▸ **Written problem**
Locate every line in the records below that holds the word "Agregar" and return each one.

▸ **The data**
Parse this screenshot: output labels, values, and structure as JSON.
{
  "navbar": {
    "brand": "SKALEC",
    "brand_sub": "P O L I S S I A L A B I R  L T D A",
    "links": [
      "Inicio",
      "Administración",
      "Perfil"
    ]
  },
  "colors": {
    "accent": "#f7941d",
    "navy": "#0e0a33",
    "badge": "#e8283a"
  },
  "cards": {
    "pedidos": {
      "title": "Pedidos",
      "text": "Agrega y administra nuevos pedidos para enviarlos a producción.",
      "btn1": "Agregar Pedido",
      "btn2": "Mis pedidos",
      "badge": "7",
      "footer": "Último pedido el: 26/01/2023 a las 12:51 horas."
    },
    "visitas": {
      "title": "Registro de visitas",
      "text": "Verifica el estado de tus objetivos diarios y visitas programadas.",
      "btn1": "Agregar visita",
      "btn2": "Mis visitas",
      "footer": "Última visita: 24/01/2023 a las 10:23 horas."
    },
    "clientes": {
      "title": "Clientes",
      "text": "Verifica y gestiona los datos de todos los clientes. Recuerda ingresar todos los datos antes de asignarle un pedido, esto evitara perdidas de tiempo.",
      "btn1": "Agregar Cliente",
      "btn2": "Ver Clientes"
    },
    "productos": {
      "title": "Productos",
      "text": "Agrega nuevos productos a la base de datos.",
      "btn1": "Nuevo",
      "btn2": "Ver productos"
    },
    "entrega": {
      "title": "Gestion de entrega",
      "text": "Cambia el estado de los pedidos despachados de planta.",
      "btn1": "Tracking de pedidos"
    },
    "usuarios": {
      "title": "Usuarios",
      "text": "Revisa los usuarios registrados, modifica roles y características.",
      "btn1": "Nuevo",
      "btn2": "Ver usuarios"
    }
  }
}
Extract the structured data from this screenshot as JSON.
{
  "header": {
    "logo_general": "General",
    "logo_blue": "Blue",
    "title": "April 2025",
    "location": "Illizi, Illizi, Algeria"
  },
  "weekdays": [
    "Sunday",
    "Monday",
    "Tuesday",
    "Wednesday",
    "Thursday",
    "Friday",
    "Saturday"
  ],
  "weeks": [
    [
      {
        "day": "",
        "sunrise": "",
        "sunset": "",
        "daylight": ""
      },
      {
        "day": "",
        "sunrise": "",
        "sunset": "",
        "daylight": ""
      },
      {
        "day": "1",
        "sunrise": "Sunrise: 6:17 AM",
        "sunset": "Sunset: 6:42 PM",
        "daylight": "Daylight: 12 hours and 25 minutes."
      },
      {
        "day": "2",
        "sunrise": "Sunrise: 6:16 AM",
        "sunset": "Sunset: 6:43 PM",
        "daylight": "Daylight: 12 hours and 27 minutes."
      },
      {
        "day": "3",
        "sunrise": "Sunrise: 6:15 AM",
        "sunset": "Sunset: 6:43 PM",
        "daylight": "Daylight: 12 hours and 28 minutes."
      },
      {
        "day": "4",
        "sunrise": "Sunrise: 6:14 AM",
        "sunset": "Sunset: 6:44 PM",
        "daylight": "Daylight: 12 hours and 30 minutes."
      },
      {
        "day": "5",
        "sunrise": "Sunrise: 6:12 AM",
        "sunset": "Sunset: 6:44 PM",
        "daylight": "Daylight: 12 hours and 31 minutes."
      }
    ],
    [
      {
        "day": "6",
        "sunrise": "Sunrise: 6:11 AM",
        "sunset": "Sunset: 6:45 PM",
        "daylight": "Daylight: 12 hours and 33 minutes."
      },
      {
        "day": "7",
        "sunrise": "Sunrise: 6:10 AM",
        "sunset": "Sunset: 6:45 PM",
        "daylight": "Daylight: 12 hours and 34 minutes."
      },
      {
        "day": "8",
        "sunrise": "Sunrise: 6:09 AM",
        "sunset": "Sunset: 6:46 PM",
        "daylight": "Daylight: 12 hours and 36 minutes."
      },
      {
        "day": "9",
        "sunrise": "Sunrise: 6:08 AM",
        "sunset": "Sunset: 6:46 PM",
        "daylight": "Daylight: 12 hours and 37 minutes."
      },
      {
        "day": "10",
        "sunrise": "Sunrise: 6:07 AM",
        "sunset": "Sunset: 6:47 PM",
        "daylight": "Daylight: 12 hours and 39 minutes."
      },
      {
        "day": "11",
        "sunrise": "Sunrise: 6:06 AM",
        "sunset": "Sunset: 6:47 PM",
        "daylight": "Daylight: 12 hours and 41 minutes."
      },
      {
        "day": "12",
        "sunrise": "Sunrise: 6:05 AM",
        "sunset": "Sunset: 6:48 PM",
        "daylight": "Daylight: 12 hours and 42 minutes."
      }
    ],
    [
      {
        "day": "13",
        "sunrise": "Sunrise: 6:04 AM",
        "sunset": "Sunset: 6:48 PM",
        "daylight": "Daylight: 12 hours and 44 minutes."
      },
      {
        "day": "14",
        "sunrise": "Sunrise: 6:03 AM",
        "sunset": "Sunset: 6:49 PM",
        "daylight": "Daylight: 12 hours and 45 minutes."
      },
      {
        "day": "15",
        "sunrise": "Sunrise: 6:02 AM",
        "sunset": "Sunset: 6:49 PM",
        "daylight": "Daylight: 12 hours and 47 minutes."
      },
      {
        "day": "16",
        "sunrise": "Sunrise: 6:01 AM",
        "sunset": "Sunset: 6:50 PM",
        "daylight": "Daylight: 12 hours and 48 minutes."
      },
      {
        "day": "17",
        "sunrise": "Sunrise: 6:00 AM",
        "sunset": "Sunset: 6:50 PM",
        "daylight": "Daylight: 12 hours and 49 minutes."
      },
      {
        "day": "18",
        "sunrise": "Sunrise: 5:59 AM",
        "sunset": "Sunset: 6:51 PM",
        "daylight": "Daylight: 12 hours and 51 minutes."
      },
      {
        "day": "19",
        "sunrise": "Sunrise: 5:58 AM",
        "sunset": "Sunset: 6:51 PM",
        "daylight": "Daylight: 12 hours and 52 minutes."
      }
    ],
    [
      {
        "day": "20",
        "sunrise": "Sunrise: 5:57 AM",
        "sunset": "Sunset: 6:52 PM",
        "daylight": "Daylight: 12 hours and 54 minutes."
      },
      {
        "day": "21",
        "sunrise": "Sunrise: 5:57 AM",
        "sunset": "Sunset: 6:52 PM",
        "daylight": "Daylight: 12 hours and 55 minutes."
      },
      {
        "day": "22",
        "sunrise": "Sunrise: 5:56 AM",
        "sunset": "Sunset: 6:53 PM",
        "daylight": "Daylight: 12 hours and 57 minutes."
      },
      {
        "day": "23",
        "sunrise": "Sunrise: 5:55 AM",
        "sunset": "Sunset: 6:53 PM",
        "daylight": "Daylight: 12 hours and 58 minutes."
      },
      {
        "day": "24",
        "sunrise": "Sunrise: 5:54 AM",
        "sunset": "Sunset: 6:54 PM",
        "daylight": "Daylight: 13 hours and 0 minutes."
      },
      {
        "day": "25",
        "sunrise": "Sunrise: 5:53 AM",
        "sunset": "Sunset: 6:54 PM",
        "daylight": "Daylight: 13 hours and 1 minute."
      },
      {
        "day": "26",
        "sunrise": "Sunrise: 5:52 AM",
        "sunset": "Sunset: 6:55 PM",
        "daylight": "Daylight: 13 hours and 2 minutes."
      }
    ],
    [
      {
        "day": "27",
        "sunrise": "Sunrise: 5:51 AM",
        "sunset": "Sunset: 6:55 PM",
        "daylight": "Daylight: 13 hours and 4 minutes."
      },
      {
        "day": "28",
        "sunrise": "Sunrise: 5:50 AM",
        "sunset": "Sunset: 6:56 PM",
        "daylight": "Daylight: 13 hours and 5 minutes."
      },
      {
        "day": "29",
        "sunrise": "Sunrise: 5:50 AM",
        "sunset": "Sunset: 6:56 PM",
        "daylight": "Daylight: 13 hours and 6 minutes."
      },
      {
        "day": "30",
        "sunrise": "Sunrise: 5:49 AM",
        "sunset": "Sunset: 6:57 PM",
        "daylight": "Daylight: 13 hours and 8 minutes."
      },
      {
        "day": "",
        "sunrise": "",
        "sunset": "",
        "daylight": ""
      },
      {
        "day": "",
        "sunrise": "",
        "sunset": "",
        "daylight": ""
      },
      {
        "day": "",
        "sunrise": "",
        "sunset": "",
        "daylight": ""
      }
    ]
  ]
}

▸ **Answer to the task**
      "btn1": "Agregar Pedido",
      "btn1": "Agregar visita",
      "btn1": "Agregar Cliente",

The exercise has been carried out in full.